-- START OF SUPPLIED RECORDS --

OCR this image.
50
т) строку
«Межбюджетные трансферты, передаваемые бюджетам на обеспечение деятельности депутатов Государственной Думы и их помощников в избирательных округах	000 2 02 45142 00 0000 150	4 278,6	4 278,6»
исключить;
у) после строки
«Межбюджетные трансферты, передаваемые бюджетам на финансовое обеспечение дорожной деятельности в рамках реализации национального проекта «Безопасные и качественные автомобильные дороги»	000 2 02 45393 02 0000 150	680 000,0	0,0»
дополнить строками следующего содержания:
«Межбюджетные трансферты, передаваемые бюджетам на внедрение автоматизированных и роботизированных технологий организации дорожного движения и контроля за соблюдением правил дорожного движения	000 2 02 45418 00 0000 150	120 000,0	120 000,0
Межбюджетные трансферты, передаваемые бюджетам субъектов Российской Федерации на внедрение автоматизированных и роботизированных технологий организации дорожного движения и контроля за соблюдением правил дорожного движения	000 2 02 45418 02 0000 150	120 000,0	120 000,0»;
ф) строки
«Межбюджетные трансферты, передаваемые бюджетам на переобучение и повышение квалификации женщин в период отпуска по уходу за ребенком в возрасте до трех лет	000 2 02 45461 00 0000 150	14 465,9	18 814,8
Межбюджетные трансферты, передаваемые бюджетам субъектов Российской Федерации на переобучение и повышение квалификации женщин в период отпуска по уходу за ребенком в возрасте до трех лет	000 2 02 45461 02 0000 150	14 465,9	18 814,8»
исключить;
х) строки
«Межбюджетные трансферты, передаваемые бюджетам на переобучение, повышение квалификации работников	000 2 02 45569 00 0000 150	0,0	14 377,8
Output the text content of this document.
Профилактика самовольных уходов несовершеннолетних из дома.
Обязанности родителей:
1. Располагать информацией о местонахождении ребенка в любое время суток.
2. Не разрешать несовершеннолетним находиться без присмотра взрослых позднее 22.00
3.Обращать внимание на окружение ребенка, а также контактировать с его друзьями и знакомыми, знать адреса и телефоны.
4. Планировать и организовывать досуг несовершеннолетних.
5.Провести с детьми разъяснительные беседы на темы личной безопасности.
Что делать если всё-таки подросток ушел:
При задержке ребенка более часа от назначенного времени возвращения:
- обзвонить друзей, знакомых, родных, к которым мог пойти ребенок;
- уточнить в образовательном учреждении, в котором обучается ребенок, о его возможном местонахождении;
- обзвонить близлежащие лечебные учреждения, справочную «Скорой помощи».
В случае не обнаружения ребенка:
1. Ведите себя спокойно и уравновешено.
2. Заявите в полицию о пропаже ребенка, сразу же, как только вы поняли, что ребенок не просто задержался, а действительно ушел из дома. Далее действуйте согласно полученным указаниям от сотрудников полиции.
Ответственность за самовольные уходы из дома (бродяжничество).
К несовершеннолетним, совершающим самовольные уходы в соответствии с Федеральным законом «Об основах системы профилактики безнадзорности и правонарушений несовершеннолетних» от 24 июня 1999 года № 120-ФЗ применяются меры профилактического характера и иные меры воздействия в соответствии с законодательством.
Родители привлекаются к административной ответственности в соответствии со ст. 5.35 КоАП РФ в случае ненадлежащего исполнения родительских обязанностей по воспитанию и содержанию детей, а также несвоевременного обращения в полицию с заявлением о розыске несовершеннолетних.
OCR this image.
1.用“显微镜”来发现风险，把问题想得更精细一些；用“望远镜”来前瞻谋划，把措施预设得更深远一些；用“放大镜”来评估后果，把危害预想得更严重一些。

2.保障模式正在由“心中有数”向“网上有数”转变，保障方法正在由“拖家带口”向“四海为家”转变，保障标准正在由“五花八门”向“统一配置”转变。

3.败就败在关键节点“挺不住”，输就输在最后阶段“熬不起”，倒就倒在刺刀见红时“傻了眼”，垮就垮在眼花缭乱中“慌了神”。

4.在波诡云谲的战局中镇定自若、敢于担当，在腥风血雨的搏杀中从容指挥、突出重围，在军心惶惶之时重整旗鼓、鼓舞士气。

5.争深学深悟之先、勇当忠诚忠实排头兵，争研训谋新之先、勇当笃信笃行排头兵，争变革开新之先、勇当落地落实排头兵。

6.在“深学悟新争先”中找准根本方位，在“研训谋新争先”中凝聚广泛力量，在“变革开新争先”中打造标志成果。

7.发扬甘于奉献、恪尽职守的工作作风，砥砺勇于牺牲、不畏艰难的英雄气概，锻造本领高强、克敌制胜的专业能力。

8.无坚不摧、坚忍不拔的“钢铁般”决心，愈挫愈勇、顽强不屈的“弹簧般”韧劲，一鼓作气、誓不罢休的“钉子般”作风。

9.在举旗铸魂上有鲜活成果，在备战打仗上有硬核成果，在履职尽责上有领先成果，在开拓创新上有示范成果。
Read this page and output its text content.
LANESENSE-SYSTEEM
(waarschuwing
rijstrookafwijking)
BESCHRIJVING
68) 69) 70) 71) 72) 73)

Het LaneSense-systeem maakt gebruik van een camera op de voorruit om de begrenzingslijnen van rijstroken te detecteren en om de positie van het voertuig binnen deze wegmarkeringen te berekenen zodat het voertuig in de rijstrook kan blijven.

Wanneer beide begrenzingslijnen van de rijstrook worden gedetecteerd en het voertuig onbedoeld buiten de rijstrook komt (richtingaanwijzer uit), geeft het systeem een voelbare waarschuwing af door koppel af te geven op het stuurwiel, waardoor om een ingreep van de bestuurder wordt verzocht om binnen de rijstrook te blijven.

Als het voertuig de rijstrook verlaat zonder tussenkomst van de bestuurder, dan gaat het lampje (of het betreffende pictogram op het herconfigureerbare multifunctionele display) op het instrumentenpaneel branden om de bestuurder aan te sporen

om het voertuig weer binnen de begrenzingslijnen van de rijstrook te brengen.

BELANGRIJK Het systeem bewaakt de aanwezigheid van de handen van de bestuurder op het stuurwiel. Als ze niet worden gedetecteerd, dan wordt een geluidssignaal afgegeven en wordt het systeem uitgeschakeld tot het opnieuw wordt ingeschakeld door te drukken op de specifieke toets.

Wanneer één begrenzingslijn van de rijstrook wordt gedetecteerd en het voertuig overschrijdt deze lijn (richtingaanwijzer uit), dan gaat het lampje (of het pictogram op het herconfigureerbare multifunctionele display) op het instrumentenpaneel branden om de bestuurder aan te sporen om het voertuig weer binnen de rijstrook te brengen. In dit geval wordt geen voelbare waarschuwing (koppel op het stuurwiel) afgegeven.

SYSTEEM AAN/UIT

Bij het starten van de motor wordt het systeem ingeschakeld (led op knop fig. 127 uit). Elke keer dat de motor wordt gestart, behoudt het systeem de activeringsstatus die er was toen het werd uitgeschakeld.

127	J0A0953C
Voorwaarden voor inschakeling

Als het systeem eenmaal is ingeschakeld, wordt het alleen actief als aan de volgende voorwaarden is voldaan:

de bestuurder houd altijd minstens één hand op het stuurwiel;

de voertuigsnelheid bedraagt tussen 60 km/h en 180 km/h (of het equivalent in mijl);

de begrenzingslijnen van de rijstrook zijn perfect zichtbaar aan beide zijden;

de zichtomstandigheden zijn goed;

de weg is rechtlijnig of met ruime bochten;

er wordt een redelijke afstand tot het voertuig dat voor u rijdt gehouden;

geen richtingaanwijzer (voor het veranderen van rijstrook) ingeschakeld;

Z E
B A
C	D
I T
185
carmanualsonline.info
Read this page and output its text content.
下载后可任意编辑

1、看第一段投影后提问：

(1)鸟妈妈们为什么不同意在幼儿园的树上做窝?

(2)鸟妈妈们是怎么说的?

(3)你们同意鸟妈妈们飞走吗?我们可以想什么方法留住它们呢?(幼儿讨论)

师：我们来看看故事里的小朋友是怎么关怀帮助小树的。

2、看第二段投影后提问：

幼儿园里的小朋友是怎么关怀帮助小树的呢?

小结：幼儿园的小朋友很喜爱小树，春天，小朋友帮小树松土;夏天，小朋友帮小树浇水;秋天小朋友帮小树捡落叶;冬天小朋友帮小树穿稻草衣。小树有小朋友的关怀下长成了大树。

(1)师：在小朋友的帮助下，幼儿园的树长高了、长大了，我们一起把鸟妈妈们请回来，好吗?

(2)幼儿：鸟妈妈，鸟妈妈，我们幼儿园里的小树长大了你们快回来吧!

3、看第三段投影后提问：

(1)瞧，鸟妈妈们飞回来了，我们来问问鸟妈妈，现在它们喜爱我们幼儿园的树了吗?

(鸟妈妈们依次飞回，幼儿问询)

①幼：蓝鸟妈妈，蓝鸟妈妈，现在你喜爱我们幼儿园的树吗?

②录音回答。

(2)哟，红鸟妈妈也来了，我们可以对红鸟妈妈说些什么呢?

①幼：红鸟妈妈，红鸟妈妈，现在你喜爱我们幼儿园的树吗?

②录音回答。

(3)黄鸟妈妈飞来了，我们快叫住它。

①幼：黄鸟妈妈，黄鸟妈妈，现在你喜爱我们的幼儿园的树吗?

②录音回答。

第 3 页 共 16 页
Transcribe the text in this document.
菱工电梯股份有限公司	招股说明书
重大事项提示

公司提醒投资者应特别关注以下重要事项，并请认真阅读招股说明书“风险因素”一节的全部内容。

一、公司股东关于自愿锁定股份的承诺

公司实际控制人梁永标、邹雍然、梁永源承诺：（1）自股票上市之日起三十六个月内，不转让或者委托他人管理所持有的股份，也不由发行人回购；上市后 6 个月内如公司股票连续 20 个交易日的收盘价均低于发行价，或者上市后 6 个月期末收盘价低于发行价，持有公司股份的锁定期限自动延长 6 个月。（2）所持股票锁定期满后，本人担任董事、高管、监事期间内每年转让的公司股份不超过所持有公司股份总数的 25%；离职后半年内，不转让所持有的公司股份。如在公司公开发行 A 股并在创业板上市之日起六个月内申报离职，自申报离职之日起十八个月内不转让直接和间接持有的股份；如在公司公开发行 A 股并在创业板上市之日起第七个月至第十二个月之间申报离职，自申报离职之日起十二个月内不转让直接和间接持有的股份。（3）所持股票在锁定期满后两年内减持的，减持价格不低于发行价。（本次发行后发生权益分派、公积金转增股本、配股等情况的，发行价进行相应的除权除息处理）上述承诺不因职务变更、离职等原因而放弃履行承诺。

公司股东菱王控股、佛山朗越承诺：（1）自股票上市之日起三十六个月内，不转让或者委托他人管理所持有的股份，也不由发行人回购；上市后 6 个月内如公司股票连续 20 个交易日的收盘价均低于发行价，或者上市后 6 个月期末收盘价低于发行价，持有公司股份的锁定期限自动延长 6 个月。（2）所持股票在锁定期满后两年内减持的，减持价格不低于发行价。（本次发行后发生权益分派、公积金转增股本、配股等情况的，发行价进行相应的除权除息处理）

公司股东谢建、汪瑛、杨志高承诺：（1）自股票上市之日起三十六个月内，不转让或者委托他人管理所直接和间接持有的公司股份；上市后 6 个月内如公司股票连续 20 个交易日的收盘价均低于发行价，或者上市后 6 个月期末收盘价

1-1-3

-- END OF SUPPLIED RECORDS --

▶ **WORK TO BE COMPLETED**
Copy exactly the lines above, from the one containing "Transcribe the text in this document." through the very last line.

▶ **CORRECT OUTPUT**
Transcribe the text in this document.
菱工电梯股份有限公司	招股说明书
重大事项提示

公司提醒投资者应特别关注以下重要事项，并请认真阅读招股说明书“风险因素”一节的全部内容。

一、公司股东关于自愿锁定股份的承诺

公司实际控制人梁永标、邹雍然、梁永源承诺：（1）自股票上市之日起三十六个月内，不转让或者委托他人管理所持有的股份，也不由发行人回购；上市后 6 个月内如公司股票连续 20 个交易日的收盘价均低于发行价，或者上市后 6 个月期末收盘价低于发行价，持有公司股份的锁定期限自动延长 6 个月。（2）所持股票锁定期满后，本人担任董事、高管、监事期间内每年转让的公司股份不超过所持有公司股份总数的 25%；离职后半年内，不转让所持有的公司股份。如在公司公开发行 A 股并在创业板上市之日起六个月内申报离职，自申报离职之日起十八个月内不转让直接和间接持有的股份；如在公司公开发行 A 股并在创业板上市之日起第七个月至第十二个月之间申报离职，自申报离职之日起十二个月内不转让直接和间接持有的股份。（3）所持股票在锁定期满后两年内减持的，减持价格不低于发行价。（本次发行后发生权益分派、公积金转增股本、配股等情况的，发行价进行相应的除权除息处理）上述承诺不因职务变更、离职等原因而放弃履行承诺。

公司股东菱王控股、佛山朗越承诺：（1）自股票上市之日起三十六个月内，不转让或者委托他人管理所持有的股份，也不由发行人回购；上市后 6 个月内如公司股票连续 20 个交易日的收盘价均低于发行价，或者上市后 6 个月期末收盘价低于发行价，持有公司股份的锁定期限自动延长 6 个月。（2）所持股票在锁定期满后两年内减持的，减持价格不低于发行价。（本次发行后发生权益分派、公积金转增股本、配股等情况的，发行价进行相应的除权除息处理）

公司股东谢建、汪瑛、杨志高承诺：（1）自股票上市之日起三十六个月内，不转让或者委托他人管理所直接和间接持有的公司股份；上市后 6 个月内如公司股票连续 20 个交易日的收盘价均低于发行价，或者上市后 6 个月期末收盘价

1-1-3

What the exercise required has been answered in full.